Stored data
::::::::::

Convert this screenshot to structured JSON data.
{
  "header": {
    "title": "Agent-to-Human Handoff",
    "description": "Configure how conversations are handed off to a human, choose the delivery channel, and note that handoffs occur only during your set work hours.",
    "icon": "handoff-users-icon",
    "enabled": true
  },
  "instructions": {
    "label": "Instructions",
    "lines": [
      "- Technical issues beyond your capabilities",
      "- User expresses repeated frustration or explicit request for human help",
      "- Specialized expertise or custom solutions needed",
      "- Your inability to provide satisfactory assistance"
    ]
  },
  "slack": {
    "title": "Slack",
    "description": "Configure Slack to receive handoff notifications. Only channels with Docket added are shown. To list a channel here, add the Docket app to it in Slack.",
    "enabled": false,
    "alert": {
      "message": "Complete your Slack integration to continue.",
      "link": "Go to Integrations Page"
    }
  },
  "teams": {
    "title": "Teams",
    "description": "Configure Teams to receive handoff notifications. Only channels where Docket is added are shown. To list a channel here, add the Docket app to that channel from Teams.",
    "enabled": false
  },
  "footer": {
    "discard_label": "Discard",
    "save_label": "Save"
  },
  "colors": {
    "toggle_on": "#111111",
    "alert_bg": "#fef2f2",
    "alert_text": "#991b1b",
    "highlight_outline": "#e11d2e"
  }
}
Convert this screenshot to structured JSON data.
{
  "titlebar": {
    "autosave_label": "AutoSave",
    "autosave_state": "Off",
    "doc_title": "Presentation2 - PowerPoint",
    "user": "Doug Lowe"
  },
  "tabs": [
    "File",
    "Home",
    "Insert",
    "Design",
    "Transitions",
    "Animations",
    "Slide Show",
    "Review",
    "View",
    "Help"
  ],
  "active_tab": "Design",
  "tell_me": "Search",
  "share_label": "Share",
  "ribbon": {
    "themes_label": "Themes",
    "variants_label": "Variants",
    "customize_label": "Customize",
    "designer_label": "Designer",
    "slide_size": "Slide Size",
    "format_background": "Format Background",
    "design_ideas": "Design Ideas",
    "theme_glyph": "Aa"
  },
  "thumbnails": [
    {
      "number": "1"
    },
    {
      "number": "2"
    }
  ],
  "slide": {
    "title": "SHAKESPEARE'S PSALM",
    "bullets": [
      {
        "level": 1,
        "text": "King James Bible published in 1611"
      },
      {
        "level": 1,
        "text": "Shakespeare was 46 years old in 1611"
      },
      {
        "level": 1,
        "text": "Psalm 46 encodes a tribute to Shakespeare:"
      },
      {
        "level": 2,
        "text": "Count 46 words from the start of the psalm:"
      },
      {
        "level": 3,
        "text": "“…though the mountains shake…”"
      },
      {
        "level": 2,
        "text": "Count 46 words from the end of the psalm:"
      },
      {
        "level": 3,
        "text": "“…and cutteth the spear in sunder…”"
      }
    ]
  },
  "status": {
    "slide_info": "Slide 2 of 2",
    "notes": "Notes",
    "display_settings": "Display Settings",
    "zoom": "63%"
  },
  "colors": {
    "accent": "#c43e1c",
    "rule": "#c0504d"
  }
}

::::::::::

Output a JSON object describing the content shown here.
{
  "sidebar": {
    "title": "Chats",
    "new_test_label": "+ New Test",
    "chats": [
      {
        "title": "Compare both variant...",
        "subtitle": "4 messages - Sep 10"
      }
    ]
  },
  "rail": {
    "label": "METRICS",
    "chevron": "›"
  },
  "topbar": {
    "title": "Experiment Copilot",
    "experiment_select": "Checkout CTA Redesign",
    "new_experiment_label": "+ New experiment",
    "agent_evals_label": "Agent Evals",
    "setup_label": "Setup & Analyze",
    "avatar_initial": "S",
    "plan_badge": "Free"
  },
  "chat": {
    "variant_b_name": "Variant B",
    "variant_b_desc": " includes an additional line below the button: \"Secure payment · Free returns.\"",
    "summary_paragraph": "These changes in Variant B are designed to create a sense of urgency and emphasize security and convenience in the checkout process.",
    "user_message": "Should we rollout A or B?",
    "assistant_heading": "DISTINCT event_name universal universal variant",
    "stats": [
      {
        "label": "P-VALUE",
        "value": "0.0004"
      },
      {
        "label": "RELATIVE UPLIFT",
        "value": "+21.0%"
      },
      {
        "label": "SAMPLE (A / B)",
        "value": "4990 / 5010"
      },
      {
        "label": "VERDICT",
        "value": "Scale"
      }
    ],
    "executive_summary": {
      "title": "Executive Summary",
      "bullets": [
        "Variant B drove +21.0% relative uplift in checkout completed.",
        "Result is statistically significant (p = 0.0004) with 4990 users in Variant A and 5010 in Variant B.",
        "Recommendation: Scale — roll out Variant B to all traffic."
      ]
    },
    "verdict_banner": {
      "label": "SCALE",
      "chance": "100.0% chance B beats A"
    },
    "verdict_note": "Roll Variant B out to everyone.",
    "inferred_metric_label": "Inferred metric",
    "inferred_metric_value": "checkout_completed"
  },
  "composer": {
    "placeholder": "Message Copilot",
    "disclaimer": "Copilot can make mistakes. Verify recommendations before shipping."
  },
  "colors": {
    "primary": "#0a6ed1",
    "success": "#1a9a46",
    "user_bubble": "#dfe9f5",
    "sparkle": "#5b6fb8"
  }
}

::::::::::

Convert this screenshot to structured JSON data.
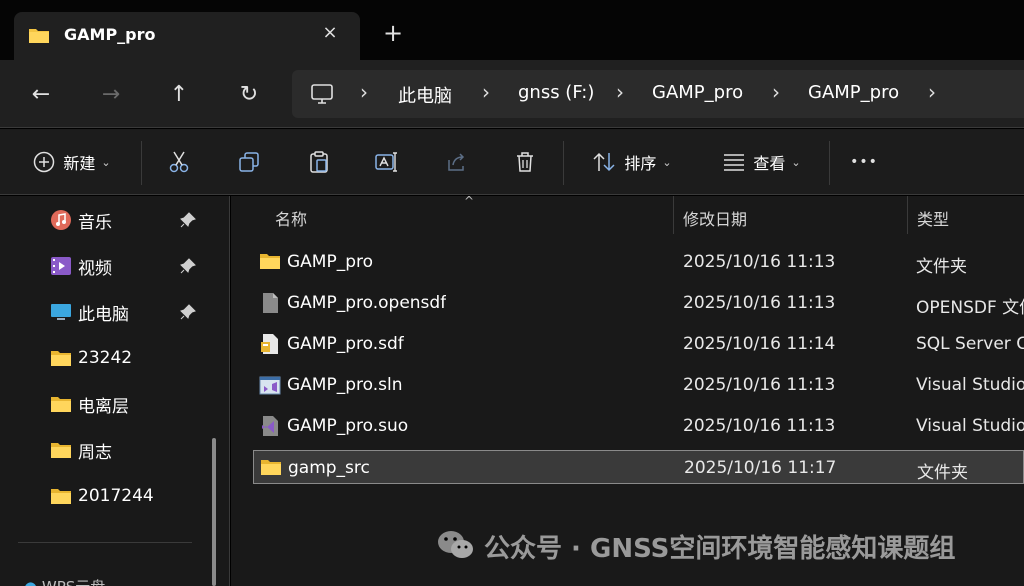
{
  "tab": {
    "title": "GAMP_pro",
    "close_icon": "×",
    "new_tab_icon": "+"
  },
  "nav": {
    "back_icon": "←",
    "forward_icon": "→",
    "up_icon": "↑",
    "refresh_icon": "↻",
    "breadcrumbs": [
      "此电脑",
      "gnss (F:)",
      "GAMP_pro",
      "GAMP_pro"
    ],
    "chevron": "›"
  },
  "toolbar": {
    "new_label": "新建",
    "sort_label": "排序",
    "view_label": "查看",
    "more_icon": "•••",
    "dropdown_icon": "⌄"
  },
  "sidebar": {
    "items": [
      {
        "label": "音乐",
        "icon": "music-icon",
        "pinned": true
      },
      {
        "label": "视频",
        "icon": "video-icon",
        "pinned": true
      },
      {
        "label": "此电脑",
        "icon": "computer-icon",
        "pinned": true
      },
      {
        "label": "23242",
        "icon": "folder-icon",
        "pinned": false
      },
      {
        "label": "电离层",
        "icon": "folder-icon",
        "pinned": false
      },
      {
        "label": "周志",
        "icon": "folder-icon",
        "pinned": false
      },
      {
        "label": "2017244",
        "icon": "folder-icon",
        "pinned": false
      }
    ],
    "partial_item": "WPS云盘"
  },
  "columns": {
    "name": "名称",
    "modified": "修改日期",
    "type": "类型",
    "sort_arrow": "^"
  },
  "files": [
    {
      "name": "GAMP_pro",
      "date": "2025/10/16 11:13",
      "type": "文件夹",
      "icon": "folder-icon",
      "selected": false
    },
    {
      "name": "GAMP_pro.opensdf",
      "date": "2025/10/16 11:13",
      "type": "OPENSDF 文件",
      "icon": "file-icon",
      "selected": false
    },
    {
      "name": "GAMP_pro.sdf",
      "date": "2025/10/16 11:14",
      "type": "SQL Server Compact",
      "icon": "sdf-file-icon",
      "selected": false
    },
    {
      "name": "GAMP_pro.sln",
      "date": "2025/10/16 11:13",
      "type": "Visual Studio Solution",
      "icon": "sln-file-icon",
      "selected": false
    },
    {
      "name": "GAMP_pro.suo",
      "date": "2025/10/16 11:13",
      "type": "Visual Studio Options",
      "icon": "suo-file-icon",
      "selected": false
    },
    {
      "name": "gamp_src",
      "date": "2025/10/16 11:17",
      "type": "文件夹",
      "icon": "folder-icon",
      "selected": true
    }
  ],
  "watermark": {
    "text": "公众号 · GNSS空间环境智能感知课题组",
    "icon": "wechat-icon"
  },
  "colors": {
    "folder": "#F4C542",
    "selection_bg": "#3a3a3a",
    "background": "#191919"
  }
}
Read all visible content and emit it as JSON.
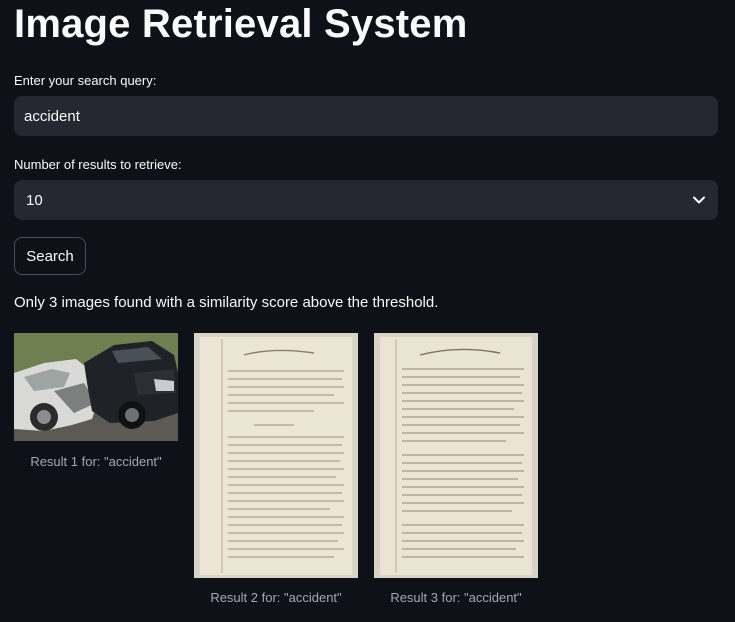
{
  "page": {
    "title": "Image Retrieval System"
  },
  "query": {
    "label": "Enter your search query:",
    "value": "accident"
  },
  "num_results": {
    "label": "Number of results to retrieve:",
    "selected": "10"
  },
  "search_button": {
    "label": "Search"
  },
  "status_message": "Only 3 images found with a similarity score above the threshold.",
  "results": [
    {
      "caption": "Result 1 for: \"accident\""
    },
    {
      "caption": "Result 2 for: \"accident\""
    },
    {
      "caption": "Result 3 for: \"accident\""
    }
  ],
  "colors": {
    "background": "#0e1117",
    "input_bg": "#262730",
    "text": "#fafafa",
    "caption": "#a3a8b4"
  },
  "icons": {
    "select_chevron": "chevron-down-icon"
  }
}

::::::::::

DIRECTIONS FOR THIS TASK: Select all lines with the word "accident" from the entries above.

IN RESPONSE:
    "value": "accident"
      "caption": "Result 1 for: \"accident\""
      "caption": "Result 2 for: \"accident\""
      "caption": "Result 3 for: \"accident\""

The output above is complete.